WHAT IS NEEDED:
Keep the wording of each record exactly the same when you repeat it, and leave out pictures.

Dataset entries on figures:
════════

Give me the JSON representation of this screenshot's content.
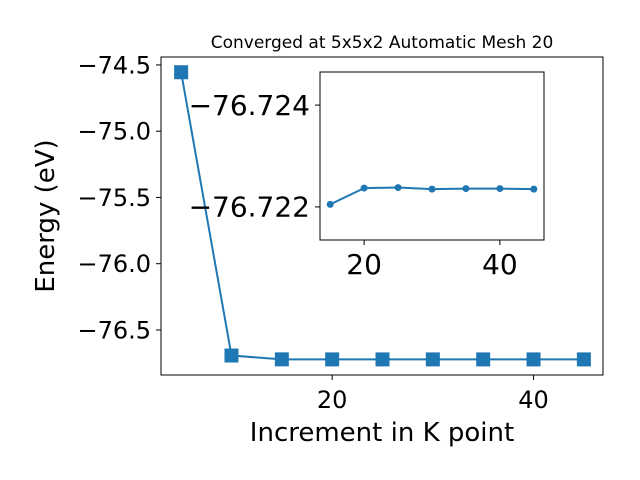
{
  "chart_data": [
    {
      "type": "line",
      "title": "Converged at 5x5x2 Automatic Mesh 20",
      "xlabel": "Increment in K point",
      "ylabel": "Energy (eV)",
      "x": [
        5,
        10,
        15,
        20,
        25,
        30,
        35,
        40,
        45
      ],
      "series": [
        {
          "values": [
            -74.555,
            -76.693,
            -76.722,
            -76.7223,
            -76.7223,
            -76.7223,
            -76.7223,
            -76.7223,
            -76.7223
          ]
        }
      ],
      "marker": "square",
      "color": "#1f77b4",
      "xlim": [
        3.0,
        46.9
      ],
      "ylim": [
        -76.84,
        -74.44
      ],
      "xticks": [
        20,
        40
      ],
      "xtick_labels": [
        "20",
        "40"
      ],
      "yticks": [
        -74.5,
        -75.0,
        -75.5,
        -76.0,
        -76.5
      ],
      "ytick_labels": [
        "−74.5",
        "−75.0",
        "−75.5",
        "−76.0",
        "−76.5"
      ],
      "grid": false,
      "legend": "none"
    },
    {
      "type": "line",
      "title": "",
      "xlabel": "",
      "ylabel": "",
      "x": [
        15,
        20,
        25,
        30,
        35,
        40,
        45
      ],
      "series": [
        {
          "values": [
            -76.72205,
            -76.72237,
            -76.72238,
            -76.72235,
            -76.72236,
            -76.72236,
            -76.72235
          ]
        }
      ],
      "marker": "circle",
      "color": "#1f77b4",
      "xlim": [
        13.5,
        46.5
      ],
      "ylim": [
        -76.72135,
        -76.72465
      ],
      "xticks": [
        20,
        40
      ],
      "xtick_labels": [
        "20",
        "40"
      ],
      "yticks": [
        -76.724,
        -76.722
      ],
      "ytick_labels": [
        "−76.724",
        "−76.722"
      ],
      "grid": false,
      "legend": "none"
    }
  ]
}
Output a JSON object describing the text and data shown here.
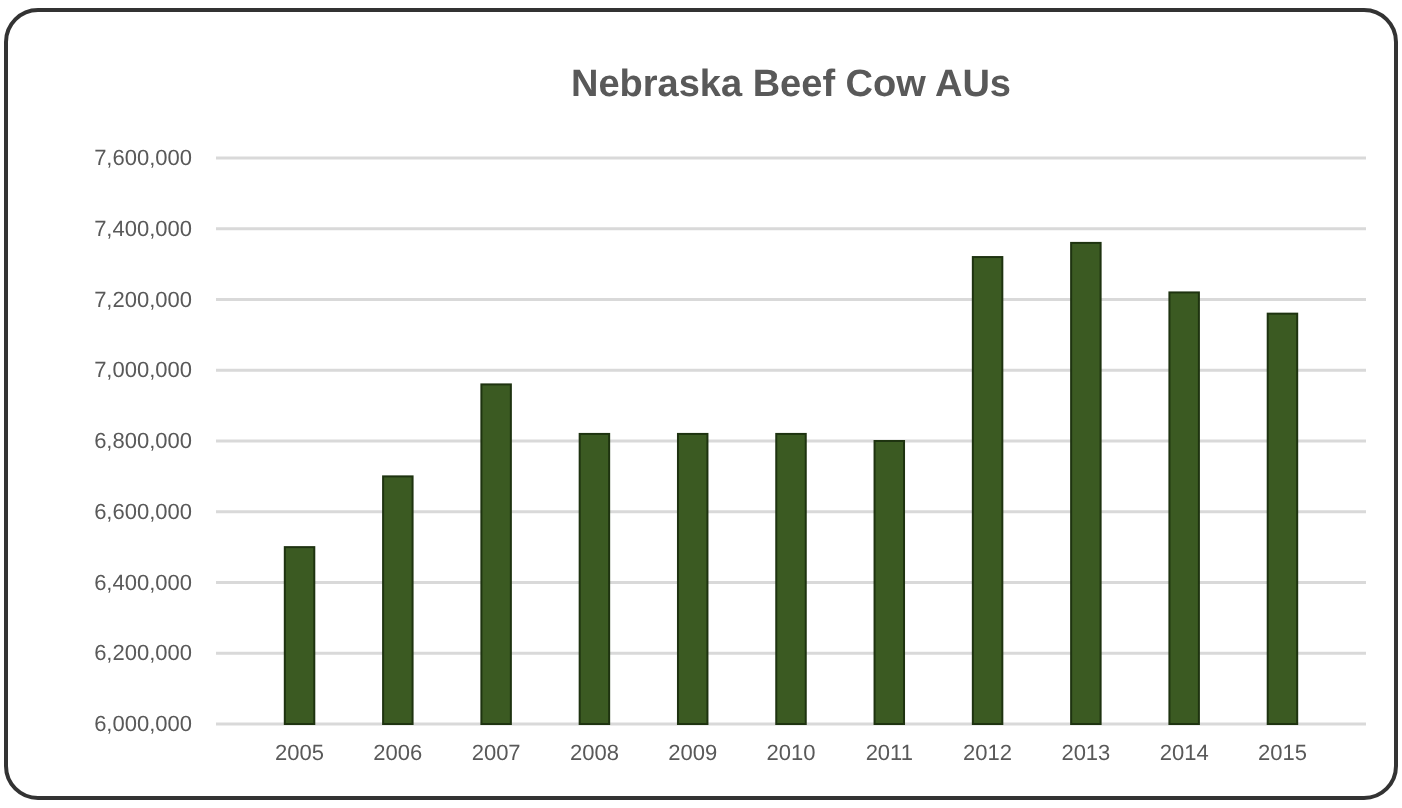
{
  "chart_data": {
    "type": "bar",
    "title": "Nebraska Beef Cow AUs",
    "categories": [
      "2005",
      "2006",
      "2007",
      "2008",
      "2009",
      "2010",
      "2011",
      "2012",
      "2013",
      "2014",
      "2015"
    ],
    "values": [
      6500000,
      6700000,
      6960000,
      6820000,
      6820000,
      6820000,
      6800000,
      7320000,
      7360000,
      7220000,
      7160000
    ],
    "color": "#3b5a22",
    "ylim": [
      6000000,
      7600000
    ],
    "yticks": [
      {
        "value": 6000000,
        "label": "6,000,000"
      },
      {
        "value": 6200000,
        "label": "6,200,000"
      },
      {
        "value": 6400000,
        "label": "6,400,000"
      },
      {
        "value": 6600000,
        "label": "6,600,000"
      },
      {
        "value": 6800000,
        "label": "6,800,000"
      },
      {
        "value": 7000000,
        "label": "7,000,000"
      },
      {
        "value": 7200000,
        "label": "7,200,000"
      },
      {
        "value": 7400000,
        "label": "7,400,000"
      },
      {
        "value": 7600000,
        "label": "7,600,000"
      }
    ],
    "grid": "y"
  }
}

════════

SOLUTION TO THIS EXERCISE:
Give me the JSON representation of this screenshot's content.
{
  "chart_data": [
    {
      "type": "line",
      "title": "Converged at 5x5x2 Automatic Mesh 20",
      "xlabel": "Increment in K point",
      "ylabel": "Energy (eV)",
      "x": [
        5,
        10,
        15,
        20,
        25,
        30,
        35,
        40,
        45
      ],
      "series": [
        {
          "values": [
            -74.555,
            -76.693,
            -76.722,
            -76.7223,
            -76.7223,
            -76.7223,
            -76.7223,
            -76.7223,
            -76.7223
          ]
        }
      ],
      "marker": "square",
      "color": "#1f77b4",
      "xlim": [
        3.0,
        46.9
      ],
      "ylim": [
        -76.84,
        -74.44
      ],
      "xticks": [
        20,
        40
      ],
      "xtick_labels": [
        "20",
        "40"
      ],
      "yticks": [
        -74.5,
        -75.0,
        -75.5,
        -76.0,
        -76.5
      ],
      "ytick_labels": [
        "−74.5",
        "−75.0",
        "−75.5",
        "−76.0",
        "−76.5"
      ],
      "grid": false,
      "legend": "none"
    },
    {
      "type": "line",
      "title": "",
      "xlabel": "",
      "ylabel": "",
      "x": [
        15,
        20,
        25,
        30,
        35,
        40,
        45
      ],
      "series": [
        {
          "values": [
            -76.72205,
            -76.72237,
            -76.72238,
            -76.72235,
            -76.72236,
            -76.72236,
            -76.72235
          ]
        }
      ],
      "marker": "circle",
      "color": "#1f77b4",
      "xlim": [
        13.5,
        46.5
      ],
      "ylim": [
        -76.72135,
        -76.72465
      ],
      "xticks": [
        20,
        40
      ],
      "xtick_labels": [
        "20",
        "40"
      ],
      "yticks": [
        -76.724,
        -76.722
      ],
      "ytick_labels": [
        "−76.724",
        "−76.722"
      ],
      "grid": false,
      "legend": "none"
    }
  ]
}
Output a JSON object describing the text and data shown here.
{
  "chart_data": {
    "type": "bar",
    "title": "Nebraska Beef Cow AUs",
    "categories": [
      "2005",
      "2006",
      "2007",
      "2008",
      "2009",
      "2010",
      "2011",
      "2012",
      "2013",
      "2014",
      "2015"
    ],
    "values": [
      6500000,
      6700000,
      6960000,
      6820000,
      6820000,
      6820000,
      6800000,
      7320000,
      7360000,
      7220000,
      7160000
    ],
    "color": "#3b5a22",
    "ylim": [
      6000000,
      7600000
    ],
    "yticks": [
      {
        "value": 6000000,
        "label": "6,000,000"
      },
      {
        "value": 6200000,
        "label": "6,200,000"
      },
      {
        "value": 6400000,
        "label": "6,400,000"
      },
      {
        "value": 6600000,
        "label": "6,600,000"
      },
      {
        "value": 6800000,
        "label": "6,800,000"
      },
      {
        "value": 7000000,
        "label": "7,000,000"
      },
      {
        "value": 7200000,
        "label": "7,200,000"
      },
      {
        "value": 7400000,
        "label": "7,400,000"
      },
      {
        "value": 7600000,
        "label": "7,600,000"
      }
    ],
    "grid": "y"
  }
}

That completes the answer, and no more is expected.